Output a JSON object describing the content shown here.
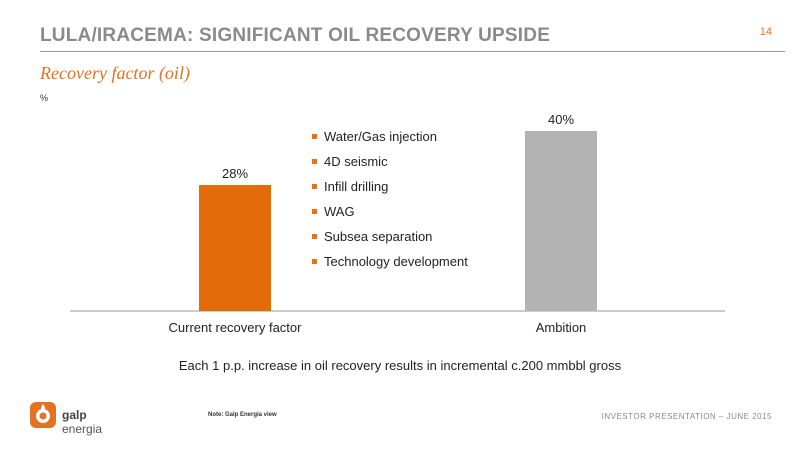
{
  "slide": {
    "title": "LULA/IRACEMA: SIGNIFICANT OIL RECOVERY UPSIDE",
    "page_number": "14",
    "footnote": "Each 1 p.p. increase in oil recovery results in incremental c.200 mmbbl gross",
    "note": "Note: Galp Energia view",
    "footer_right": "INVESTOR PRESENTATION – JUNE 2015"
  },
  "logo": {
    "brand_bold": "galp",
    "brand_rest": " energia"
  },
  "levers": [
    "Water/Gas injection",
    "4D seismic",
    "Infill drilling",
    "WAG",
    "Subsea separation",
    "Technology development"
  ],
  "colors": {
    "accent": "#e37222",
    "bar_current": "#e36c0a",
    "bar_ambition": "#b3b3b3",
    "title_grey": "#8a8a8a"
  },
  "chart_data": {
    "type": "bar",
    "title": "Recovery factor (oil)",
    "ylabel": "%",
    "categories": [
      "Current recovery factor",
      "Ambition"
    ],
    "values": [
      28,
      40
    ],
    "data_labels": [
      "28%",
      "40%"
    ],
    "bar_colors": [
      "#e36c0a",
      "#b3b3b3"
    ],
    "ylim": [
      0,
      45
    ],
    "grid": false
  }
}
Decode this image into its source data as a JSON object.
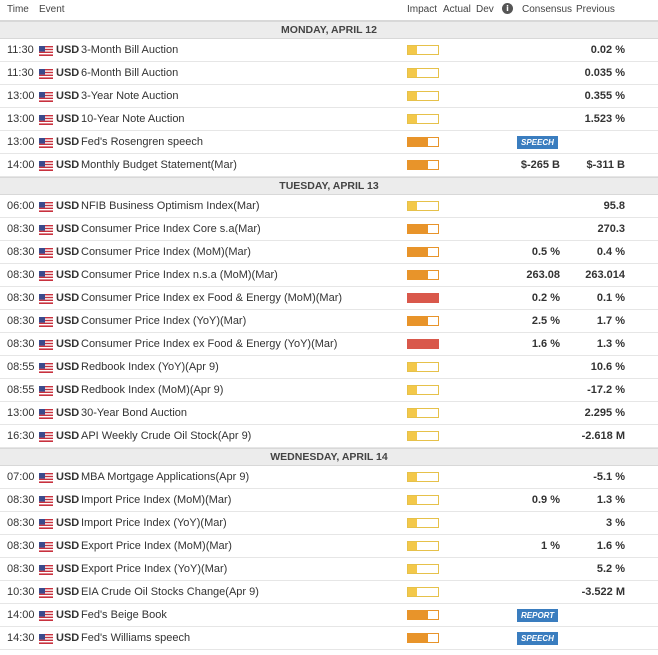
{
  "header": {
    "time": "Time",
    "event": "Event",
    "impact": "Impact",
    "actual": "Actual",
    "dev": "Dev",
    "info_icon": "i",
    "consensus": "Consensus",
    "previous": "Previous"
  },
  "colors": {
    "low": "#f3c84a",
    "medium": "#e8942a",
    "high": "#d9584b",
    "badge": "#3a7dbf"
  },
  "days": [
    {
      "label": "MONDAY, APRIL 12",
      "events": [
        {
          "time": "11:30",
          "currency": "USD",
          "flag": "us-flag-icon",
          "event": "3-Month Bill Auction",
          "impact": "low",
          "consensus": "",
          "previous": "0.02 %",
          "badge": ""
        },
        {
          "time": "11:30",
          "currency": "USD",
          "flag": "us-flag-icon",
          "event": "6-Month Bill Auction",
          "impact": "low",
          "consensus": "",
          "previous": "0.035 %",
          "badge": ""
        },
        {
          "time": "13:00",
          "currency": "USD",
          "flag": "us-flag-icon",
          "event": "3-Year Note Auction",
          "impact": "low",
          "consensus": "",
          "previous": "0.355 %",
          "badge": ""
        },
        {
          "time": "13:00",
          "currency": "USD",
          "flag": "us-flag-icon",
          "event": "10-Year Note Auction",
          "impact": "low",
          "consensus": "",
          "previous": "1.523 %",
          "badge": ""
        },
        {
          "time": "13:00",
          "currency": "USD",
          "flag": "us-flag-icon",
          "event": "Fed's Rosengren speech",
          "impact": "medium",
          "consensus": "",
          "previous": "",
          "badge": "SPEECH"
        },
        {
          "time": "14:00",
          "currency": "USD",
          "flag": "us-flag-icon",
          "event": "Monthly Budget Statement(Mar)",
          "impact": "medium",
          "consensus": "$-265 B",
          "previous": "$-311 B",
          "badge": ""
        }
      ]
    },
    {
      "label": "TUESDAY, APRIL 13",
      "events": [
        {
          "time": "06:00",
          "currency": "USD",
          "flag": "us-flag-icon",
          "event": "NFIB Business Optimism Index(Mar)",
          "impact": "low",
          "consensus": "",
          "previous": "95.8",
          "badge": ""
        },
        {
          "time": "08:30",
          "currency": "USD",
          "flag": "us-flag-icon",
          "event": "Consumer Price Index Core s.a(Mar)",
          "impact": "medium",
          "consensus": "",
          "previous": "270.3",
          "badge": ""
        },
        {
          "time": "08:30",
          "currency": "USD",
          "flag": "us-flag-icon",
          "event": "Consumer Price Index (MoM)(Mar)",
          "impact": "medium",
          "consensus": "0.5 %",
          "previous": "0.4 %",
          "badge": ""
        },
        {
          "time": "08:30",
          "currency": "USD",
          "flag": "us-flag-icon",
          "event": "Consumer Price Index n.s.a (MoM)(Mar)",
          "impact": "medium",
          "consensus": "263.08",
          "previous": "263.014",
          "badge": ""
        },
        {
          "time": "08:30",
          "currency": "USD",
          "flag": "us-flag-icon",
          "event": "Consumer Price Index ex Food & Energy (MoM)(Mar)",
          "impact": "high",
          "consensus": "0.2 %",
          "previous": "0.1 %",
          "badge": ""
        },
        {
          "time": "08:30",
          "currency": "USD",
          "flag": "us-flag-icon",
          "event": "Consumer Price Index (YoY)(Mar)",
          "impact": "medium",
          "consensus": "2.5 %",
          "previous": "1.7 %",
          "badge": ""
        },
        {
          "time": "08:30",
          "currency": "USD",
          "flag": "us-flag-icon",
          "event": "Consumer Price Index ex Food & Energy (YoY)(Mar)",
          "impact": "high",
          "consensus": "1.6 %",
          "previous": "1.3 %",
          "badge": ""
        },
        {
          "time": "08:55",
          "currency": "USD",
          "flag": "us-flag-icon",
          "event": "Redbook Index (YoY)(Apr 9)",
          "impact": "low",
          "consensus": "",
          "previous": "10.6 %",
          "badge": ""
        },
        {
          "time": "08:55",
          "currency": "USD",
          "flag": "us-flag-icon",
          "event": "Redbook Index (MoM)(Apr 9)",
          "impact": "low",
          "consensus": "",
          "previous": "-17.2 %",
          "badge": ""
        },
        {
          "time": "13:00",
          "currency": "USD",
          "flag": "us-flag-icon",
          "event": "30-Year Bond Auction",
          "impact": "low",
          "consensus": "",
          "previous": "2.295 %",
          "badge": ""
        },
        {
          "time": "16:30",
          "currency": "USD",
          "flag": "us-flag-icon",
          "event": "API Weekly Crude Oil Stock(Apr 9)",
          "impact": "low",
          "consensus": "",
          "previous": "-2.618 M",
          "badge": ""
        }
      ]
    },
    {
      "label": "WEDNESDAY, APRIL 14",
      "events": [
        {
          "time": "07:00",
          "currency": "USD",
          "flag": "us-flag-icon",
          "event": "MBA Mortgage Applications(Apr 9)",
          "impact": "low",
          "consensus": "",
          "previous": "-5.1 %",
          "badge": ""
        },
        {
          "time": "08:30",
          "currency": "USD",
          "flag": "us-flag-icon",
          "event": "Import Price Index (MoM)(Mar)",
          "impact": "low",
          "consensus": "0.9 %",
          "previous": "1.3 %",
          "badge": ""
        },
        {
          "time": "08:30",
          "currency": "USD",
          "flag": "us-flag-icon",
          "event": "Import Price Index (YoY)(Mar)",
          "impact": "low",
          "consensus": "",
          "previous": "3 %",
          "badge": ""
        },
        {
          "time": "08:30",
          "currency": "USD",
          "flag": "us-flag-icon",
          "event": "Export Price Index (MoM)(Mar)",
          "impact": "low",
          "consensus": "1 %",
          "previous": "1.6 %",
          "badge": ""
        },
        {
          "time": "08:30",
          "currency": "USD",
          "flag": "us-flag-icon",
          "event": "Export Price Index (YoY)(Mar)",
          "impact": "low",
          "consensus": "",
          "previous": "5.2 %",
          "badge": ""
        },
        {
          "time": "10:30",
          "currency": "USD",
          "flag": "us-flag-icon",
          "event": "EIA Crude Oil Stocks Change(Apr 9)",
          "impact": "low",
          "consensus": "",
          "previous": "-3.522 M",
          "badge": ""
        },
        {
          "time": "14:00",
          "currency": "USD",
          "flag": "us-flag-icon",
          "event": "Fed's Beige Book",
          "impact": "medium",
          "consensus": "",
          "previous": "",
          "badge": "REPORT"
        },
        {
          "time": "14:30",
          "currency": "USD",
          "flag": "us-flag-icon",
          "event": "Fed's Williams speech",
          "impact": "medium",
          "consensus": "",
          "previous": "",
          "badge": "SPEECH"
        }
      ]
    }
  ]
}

◇ ◇ ◇ ◇ ◇

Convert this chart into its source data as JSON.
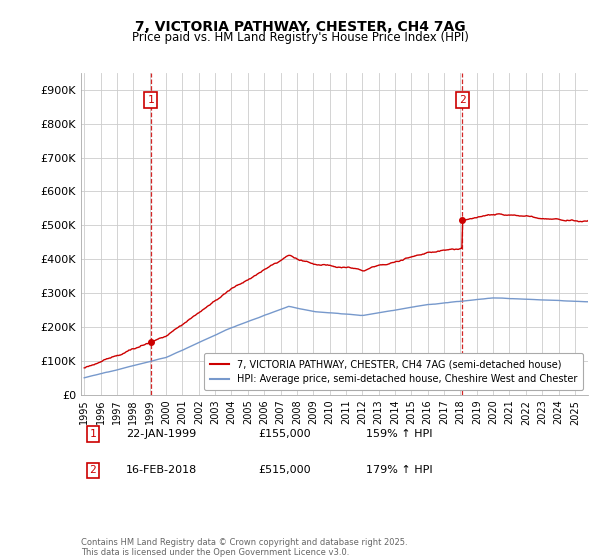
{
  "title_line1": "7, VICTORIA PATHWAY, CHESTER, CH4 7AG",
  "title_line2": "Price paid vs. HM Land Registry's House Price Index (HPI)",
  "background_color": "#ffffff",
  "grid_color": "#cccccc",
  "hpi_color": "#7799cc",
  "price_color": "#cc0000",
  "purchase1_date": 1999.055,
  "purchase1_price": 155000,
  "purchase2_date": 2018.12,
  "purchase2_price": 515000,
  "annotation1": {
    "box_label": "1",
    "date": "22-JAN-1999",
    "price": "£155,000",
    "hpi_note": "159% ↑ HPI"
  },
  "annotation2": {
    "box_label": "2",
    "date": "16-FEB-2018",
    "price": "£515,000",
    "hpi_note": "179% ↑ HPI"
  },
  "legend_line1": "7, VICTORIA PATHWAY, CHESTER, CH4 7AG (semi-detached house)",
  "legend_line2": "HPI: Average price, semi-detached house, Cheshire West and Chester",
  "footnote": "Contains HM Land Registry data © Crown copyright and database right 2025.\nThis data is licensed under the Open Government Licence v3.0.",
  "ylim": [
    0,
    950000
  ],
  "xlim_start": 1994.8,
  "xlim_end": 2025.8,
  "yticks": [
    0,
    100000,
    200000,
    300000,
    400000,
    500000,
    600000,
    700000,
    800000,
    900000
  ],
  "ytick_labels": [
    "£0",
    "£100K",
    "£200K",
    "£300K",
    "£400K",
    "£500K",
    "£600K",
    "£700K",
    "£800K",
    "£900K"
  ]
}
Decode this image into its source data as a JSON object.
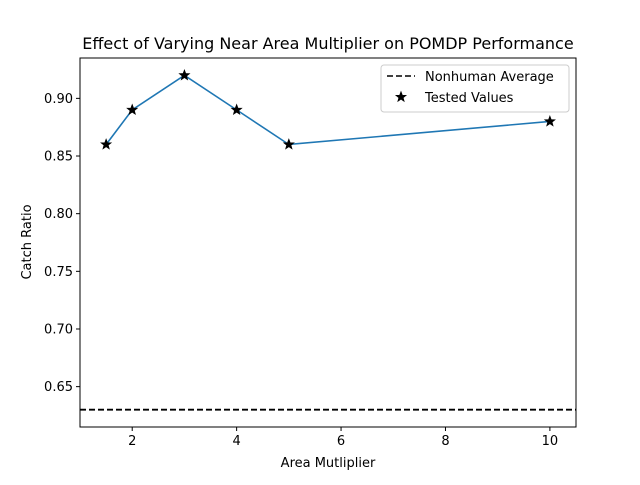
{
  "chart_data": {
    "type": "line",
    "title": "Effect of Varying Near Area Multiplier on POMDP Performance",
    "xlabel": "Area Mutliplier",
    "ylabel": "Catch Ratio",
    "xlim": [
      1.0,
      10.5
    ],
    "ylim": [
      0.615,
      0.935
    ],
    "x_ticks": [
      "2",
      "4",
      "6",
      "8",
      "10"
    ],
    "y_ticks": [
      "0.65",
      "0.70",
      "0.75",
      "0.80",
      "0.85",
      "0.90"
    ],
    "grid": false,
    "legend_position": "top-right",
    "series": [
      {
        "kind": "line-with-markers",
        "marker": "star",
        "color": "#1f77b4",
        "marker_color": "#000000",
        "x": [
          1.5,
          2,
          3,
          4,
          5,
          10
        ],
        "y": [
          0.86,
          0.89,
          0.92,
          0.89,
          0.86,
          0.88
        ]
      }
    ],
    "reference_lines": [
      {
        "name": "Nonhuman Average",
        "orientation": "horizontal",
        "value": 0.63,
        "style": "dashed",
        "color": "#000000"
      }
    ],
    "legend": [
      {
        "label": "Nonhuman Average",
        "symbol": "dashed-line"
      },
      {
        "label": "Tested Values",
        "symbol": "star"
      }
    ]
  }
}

◇ ◇ ◇ ◇ ◇

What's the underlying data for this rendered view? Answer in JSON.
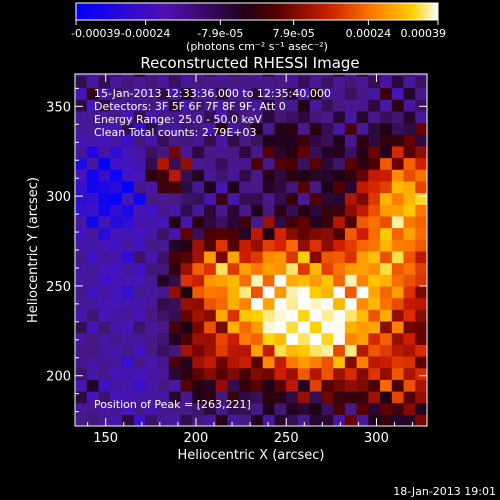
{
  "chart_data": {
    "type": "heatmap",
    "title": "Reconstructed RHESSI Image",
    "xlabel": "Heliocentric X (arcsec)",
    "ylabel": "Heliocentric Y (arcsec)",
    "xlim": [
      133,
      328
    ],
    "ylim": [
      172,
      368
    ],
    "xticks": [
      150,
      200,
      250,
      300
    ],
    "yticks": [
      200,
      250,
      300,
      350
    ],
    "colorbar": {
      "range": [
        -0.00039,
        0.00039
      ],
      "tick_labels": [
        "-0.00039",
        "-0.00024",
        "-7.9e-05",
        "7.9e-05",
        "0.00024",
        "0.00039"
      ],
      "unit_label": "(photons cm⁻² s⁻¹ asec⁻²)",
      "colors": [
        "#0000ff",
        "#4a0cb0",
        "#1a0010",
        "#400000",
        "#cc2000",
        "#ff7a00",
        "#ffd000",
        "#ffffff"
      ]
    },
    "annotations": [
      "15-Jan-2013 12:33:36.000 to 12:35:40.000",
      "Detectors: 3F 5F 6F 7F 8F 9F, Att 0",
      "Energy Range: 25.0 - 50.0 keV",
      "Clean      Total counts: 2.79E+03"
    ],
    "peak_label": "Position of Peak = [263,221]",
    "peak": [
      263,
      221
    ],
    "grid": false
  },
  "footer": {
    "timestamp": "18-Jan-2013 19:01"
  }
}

◇ ◇ ◇ ◇ ◇

GIVEN TASK: Copy each line above containing the string "Redbook".

EXERCISE ANSWER:
          "event": "Redbook Index (YoY)(Apr 9)",
          "event": "Redbook Index (MoM)(Apr 9)",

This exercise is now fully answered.